* Problem requirements: Copy out every record below, word for word.
==*==
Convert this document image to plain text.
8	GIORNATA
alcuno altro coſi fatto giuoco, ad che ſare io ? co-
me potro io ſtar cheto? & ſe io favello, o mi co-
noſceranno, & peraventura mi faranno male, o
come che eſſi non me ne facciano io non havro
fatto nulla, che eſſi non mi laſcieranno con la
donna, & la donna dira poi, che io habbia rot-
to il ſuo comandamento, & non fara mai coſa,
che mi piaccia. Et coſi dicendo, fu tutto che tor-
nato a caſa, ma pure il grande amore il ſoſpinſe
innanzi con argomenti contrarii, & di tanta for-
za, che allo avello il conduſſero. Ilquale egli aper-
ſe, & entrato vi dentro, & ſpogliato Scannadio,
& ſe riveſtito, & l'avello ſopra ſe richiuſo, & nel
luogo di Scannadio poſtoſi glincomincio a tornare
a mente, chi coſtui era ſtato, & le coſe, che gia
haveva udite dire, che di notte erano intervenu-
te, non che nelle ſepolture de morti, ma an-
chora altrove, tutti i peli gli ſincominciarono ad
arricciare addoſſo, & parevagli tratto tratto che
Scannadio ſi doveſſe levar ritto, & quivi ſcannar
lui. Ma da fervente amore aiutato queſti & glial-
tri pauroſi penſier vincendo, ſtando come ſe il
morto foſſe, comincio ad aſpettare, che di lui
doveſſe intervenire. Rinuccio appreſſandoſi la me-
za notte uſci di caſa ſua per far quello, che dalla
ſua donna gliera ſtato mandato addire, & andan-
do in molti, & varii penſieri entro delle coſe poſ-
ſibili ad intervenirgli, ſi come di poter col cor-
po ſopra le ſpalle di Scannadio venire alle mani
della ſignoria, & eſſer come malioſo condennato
==*==
* Answer to the exercise:
Convert this document image to plain text.
8	GIORNATA
alcuno altro coſi fatto giuoco, ad che ſare io ? co-
me potro io ſtar cheto? & ſe io favello, o mi co-
noſceranno, & peraventura mi faranno male, o
come che eſſi non me ne facciano io non havro
fatto nulla, che eſſi non mi laſcieranno con la
donna, & la donna dira poi, che io habbia rot-
to il ſuo comandamento, & non fara mai coſa,
che mi piaccia. Et coſi dicendo, fu tutto che tor-
nato a caſa, ma pure il grande amore il ſoſpinſe
innanzi con argomenti contrarii, & di tanta for-
za, che allo avello il conduſſero. Ilquale egli aper-
ſe, & entrato vi dentro, & ſpogliato Scannadio,
& ſe riveſtito, & l'avello ſopra ſe richiuſo, & nel
luogo di Scannadio poſtoſi glincomincio a tornare
a mente, chi coſtui era ſtato, & le coſe, che gia
haveva udite dire, che di notte erano intervenu-
te, non che nelle ſepolture de morti, ma an-
chora altrove, tutti i peli gli ſincominciarono ad
arricciare addoſſo, & parevagli tratto tratto che
Scannadio ſi doveſſe levar ritto, & quivi ſcannar
lui. Ma da fervente amore aiutato queſti & glial-
tri pauroſi penſier vincendo, ſtando come ſe il
morto foſſe, comincio ad aſpettare, che di lui
doveſſe intervenire. Rinuccio appreſſandoſi la me-
za notte uſci di caſa ſua per far quello, che dalla
ſua donna gliera ſtato mandato addire, & andan-
do in molti, & varii penſieri entro delle coſe poſ-
ſibili ad intervenirgli, ſi come di poter col cor-
po ſopra le ſpalle di Scannadio venire alle mani
della ſignoria, & eſſer come malioſo condennato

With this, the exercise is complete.